Figure collection entries>
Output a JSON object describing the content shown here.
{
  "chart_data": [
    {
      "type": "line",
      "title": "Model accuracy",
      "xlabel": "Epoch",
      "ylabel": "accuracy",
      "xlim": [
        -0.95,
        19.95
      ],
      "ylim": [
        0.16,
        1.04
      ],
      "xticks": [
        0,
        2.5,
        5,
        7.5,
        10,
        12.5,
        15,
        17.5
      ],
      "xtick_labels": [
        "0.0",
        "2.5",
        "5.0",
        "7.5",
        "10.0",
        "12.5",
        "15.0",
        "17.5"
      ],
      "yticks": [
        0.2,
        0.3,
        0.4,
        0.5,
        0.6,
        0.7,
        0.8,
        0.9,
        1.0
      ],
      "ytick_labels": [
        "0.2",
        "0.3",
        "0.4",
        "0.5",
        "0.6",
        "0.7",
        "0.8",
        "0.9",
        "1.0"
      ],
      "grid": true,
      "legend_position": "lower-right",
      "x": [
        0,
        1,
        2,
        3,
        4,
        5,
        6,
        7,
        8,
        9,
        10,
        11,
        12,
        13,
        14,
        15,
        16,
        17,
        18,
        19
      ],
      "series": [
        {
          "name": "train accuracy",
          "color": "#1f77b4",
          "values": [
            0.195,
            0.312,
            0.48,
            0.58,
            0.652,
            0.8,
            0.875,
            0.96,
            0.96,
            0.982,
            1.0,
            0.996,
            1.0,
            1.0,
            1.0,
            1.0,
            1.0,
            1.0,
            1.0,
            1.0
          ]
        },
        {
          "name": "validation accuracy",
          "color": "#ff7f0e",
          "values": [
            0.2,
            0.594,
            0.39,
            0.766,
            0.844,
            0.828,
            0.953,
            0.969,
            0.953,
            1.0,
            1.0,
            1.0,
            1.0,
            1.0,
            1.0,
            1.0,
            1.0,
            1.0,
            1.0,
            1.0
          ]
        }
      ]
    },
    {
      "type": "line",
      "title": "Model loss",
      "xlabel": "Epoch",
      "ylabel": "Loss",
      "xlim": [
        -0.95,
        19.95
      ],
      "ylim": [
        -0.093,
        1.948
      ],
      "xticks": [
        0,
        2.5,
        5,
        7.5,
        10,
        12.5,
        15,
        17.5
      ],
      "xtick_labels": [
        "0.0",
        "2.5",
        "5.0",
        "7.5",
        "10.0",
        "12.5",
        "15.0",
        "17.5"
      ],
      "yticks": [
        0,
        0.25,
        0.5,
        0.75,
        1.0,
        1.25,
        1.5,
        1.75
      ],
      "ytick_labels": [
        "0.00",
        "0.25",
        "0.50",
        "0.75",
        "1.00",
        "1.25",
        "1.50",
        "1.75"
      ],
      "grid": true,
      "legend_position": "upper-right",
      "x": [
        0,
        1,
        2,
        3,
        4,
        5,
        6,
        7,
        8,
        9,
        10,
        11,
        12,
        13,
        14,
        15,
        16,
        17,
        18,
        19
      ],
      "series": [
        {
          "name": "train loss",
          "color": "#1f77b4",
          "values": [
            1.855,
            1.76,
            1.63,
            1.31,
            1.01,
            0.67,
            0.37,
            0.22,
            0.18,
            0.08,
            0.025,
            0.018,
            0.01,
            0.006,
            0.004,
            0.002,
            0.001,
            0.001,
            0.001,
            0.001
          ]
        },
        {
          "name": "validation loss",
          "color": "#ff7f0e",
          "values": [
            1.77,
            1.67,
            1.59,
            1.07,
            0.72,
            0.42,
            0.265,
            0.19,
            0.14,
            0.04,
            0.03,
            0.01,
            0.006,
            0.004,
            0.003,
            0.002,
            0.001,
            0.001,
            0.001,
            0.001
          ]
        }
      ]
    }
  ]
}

Task>
Every entry above should be retyped exactly as shown.

Reply>
Output a JSON object describing the content shown here.
{
  "chart_data": [
    {
      "type": "line",
      "title": "Model accuracy",
      "xlabel": "Epoch",
      "ylabel": "accuracy",
      "xlim": [
        -0.95,
        19.95
      ],
      "ylim": [
        0.16,
        1.04
      ],
      "xticks": [
        0,
        2.5,
        5,
        7.5,
        10,
        12.5,
        15,
        17.5
      ],
      "xtick_labels": [
        "0.0",
        "2.5",
        "5.0",
        "7.5",
        "10.0",
        "12.5",
        "15.0",
        "17.5"
      ],
      "yticks": [
        0.2,
        0.3,
        0.4,
        0.5,
        0.6,
        0.7,
        0.8,
        0.9,
        1.0
      ],
      "ytick_labels": [
        "0.2",
        "0.3",
        "0.4",
        "0.5",
        "0.6",
        "0.7",
        "0.8",
        "0.9",
        "1.0"
      ],
      "grid": true,
      "legend_position": "lower-right",
      "x": [
        0,
        1,
        2,
        3,
        4,
        5,
        6,
        7,
        8,
        9,
        10,
        11,
        12,
        13,
        14,
        15,
        16,
        17,
        18,
        19
      ],
      "series": [
        {
          "name": "train accuracy",
          "color": "#1f77b4",
          "values": [
            0.195,
            0.312,
            0.48,
            0.58,
            0.652,
            0.8,
            0.875,
            0.96,
            0.96,
            0.982,
            1.0,
            0.996,
            1.0,
            1.0,
            1.0,
            1.0,
            1.0,
            1.0,
            1.0,
            1.0
          ]
        },
        {
          "name": "validation accuracy",
          "color": "#ff7f0e",
          "values": [
            0.2,
            0.594,
            0.39,
            0.766,
            0.844,
            0.828,
            0.953,
            0.969,
            0.953,
            1.0,
            1.0,
            1.0,
            1.0,
            1.0,
            1.0,
            1.0,
            1.0,
            1.0,
            1.0,
            1.0
          ]
        }
      ]
    },
    {
      "type": "line",
      "title": "Model loss",
      "xlabel": "Epoch",
      "ylabel": "Loss",
      "xlim": [
        -0.95,
        19.95
      ],
      "ylim": [
        -0.093,
        1.948
      ],
      "xticks": [
        0,
        2.5,
        5,
        7.5,
        10,
        12.5,
        15,
        17.5
      ],
      "xtick_labels": [
        "0.0",
        "2.5",
        "5.0",
        "7.5",
        "10.0",
        "12.5",
        "15.0",
        "17.5"
      ],
      "yticks": [
        0,
        0.25,
        0.5,
        0.75,
        1.0,
        1.25,
        1.5,
        1.75
      ],
      "ytick_labels": [
        "0.00",
        "0.25",
        "0.50",
        "0.75",
        "1.00",
        "1.25",
        "1.50",
        "1.75"
      ],
      "grid": true,
      "legend_position": "upper-right",
      "x": [
        0,
        1,
        2,
        3,
        4,
        5,
        6,
        7,
        8,
        9,
        10,
        11,
        12,
        13,
        14,
        15,
        16,
        17,
        18,
        19
      ],
      "series": [
        {
          "name": "train loss",
          "color": "#1f77b4",
          "values": [
            1.855,
            1.76,
            1.63,
            1.31,
            1.01,
            0.67,
            0.37,
            0.22,
            0.18,
            0.08,
            0.025,
            0.018,
            0.01,
            0.006,
            0.004,
            0.002,
            0.001,
            0.001,
            0.001,
            0.001
          ]
        },
        {
          "name": "validation loss",
          "color": "#ff7f0e",
          "values": [
            1.77,
            1.67,
            1.59,
            1.07,
            0.72,
            0.42,
            0.265,
            0.19,
            0.14,
            0.04,
            0.03,
            0.01,
            0.006,
            0.004,
            0.003,
            0.002,
            0.001,
            0.001,
            0.001,
            0.001
          ]
        }
      ]
    }
  ]
}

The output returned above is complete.